Objective >> Search the entries below. Return every line that has "document" in it.

Provided entries >>
******
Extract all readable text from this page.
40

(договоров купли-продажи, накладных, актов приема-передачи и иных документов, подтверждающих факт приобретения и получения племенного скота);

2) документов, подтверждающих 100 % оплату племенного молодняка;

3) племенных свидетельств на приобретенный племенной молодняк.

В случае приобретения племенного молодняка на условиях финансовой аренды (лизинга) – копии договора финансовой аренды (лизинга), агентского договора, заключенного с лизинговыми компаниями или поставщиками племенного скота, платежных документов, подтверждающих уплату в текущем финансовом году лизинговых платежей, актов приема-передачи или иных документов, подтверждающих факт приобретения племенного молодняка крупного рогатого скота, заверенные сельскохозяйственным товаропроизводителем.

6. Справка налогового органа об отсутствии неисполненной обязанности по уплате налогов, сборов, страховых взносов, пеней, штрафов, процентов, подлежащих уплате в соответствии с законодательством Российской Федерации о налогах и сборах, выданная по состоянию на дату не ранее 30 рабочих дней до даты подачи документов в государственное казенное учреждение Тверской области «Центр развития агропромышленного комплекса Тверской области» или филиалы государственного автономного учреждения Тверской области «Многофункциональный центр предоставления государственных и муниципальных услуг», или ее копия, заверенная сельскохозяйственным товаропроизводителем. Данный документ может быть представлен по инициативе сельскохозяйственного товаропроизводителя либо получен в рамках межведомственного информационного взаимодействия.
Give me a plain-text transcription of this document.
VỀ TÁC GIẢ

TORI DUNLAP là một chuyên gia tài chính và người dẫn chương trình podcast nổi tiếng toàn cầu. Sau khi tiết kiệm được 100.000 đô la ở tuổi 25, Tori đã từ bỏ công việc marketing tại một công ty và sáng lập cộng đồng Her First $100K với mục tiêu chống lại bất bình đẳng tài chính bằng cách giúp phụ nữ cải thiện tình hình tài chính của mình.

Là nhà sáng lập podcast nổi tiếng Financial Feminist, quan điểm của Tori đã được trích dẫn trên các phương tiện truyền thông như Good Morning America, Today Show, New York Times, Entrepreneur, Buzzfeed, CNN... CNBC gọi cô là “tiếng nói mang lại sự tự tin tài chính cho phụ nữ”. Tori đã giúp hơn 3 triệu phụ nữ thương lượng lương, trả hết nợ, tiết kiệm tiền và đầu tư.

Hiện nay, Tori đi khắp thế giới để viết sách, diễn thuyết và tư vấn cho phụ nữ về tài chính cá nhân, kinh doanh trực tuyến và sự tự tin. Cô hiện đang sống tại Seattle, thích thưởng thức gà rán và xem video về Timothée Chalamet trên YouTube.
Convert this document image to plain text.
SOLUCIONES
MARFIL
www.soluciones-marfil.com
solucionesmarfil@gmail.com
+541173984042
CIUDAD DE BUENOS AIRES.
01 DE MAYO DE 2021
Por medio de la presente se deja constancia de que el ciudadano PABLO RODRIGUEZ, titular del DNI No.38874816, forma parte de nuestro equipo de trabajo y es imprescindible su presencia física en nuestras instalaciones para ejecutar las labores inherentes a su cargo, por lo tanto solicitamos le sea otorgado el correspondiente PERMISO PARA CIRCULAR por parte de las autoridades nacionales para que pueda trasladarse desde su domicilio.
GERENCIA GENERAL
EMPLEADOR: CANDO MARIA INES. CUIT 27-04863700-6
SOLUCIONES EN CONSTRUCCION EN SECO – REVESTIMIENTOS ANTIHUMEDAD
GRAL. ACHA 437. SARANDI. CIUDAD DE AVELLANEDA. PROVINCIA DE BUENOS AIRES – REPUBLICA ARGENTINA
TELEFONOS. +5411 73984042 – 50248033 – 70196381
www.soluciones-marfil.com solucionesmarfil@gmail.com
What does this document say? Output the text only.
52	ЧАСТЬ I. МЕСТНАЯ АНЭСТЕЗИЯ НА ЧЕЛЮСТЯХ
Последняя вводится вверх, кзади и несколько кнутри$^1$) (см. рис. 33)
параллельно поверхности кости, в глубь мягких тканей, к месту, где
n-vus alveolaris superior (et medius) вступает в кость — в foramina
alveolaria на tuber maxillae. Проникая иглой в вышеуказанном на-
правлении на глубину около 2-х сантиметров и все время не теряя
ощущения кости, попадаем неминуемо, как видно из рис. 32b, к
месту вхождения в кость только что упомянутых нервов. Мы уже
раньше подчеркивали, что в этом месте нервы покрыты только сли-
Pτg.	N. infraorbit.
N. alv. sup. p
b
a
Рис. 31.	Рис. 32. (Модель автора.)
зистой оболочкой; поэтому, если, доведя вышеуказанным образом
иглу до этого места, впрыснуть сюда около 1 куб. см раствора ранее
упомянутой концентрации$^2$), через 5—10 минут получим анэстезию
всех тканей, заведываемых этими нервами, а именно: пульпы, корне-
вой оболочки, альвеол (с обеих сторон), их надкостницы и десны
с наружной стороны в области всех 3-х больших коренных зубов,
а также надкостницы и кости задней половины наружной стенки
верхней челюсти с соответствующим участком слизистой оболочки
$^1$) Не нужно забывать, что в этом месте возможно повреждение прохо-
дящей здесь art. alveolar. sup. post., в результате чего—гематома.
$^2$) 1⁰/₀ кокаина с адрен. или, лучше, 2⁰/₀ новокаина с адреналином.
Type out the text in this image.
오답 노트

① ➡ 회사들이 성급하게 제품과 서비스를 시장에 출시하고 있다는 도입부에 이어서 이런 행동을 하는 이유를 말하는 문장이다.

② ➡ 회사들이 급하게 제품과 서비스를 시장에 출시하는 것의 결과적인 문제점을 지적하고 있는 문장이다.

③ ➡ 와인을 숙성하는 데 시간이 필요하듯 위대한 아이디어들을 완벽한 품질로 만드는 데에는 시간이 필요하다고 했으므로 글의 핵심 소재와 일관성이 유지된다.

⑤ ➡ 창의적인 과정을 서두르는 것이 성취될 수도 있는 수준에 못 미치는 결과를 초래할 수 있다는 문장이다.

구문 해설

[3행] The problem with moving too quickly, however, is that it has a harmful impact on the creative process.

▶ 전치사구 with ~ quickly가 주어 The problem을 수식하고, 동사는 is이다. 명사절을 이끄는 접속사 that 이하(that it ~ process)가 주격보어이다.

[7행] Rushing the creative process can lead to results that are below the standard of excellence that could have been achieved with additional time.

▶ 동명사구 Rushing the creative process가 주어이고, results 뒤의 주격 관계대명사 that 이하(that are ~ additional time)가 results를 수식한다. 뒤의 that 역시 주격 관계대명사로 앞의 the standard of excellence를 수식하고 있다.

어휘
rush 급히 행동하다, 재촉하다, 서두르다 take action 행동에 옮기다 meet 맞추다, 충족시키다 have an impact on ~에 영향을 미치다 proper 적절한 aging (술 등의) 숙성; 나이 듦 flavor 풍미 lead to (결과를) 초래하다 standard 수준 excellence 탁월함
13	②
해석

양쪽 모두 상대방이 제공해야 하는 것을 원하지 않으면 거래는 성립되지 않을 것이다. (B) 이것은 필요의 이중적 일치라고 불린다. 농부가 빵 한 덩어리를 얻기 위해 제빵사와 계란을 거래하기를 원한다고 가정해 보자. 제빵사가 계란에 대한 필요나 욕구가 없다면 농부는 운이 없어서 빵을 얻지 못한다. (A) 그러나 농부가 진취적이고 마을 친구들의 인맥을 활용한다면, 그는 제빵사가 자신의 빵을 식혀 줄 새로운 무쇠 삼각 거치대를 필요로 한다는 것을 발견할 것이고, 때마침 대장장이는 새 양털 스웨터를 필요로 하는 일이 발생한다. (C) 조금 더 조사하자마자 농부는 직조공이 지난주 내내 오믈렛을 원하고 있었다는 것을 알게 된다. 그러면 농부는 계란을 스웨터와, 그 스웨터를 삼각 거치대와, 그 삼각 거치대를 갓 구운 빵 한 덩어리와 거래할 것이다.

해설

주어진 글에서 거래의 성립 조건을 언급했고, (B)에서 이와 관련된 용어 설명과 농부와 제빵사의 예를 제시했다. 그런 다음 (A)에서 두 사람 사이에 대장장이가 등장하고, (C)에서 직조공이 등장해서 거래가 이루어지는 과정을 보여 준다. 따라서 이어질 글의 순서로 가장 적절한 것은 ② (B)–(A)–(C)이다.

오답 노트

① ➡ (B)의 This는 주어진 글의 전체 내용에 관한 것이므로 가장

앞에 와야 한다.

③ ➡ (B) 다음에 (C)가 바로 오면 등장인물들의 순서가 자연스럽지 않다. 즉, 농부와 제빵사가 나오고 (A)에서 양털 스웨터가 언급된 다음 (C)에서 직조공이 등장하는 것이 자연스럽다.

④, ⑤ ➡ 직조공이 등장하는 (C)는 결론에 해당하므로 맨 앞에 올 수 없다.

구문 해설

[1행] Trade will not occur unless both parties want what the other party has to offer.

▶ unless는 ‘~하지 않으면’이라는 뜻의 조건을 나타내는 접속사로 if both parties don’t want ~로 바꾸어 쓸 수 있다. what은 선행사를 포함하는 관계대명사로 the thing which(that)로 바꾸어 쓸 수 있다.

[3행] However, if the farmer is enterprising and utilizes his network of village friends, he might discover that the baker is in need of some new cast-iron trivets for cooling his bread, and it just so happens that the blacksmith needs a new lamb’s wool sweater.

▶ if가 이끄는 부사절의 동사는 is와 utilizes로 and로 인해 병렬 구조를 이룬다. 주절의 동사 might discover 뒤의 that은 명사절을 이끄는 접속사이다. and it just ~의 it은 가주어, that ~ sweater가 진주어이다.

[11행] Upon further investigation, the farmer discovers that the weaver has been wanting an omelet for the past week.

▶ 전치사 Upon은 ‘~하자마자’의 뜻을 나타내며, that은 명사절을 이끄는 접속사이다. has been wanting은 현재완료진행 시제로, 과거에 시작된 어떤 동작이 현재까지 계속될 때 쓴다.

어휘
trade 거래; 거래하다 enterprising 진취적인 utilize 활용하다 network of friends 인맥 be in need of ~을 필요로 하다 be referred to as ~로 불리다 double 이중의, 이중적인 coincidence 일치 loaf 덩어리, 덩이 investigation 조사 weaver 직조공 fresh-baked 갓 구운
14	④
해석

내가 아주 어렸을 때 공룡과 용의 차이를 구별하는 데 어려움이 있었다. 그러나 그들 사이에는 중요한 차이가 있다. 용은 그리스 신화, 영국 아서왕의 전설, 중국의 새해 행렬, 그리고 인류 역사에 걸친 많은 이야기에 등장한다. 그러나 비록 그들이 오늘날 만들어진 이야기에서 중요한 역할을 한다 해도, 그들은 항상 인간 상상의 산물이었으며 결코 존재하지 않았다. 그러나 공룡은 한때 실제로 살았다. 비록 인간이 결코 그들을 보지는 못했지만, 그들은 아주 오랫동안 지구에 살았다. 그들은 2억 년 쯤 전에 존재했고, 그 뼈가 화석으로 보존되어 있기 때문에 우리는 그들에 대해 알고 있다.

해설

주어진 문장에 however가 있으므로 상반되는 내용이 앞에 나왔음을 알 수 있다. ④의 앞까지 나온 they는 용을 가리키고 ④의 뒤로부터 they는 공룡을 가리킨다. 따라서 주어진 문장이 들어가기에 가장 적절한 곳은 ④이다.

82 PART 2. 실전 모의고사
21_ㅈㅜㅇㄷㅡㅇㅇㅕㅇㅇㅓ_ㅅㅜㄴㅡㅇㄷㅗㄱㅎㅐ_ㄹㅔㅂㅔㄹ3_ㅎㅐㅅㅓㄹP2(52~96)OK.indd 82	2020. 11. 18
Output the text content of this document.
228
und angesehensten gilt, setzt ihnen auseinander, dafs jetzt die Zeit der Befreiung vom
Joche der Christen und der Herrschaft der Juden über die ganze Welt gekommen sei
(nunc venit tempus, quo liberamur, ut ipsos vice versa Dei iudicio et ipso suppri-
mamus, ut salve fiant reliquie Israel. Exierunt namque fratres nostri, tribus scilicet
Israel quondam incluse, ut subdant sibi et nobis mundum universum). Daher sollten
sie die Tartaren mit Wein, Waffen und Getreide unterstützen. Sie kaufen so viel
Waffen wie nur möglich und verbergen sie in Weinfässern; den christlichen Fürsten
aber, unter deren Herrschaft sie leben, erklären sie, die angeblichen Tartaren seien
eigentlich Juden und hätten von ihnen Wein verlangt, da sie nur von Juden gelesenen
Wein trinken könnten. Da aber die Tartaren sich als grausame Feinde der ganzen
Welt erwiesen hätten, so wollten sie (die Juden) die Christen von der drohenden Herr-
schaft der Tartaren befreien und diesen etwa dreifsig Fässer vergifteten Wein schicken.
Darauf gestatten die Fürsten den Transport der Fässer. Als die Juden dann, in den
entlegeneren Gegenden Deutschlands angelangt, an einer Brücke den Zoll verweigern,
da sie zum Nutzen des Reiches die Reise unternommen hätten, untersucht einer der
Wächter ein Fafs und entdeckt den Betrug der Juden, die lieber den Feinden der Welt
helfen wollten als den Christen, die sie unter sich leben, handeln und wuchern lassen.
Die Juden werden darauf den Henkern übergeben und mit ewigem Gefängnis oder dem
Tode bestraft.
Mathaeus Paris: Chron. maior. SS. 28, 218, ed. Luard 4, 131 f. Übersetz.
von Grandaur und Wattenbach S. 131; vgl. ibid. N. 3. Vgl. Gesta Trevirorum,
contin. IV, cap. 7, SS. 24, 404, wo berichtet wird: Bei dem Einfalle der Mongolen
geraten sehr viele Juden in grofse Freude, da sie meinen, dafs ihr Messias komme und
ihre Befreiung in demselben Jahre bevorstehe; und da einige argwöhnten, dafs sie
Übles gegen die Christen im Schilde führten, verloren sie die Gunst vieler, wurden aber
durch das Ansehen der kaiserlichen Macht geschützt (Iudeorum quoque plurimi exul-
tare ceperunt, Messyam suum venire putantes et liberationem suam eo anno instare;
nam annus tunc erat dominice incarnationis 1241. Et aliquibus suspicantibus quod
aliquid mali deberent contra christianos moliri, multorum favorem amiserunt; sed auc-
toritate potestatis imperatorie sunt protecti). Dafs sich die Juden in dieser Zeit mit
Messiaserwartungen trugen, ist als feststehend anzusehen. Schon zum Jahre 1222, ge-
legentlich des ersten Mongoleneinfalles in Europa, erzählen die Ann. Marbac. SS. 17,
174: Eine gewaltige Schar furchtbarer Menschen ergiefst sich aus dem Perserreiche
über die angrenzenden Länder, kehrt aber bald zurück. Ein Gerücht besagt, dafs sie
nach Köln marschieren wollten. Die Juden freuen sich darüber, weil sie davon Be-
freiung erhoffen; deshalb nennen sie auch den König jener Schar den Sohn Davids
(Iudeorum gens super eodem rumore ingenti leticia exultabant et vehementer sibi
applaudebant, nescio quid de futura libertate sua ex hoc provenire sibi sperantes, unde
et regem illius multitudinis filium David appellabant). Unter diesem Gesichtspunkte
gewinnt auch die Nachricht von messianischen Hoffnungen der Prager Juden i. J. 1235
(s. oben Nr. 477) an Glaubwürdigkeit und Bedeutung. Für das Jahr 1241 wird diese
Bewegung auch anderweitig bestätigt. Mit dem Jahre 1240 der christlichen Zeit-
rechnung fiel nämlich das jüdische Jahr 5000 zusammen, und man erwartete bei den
******
In response >>
Give me a plain-text transcription of this document.
Convert this document image to plain text.
What does this document say? Output the text only.
Output the text content of this document.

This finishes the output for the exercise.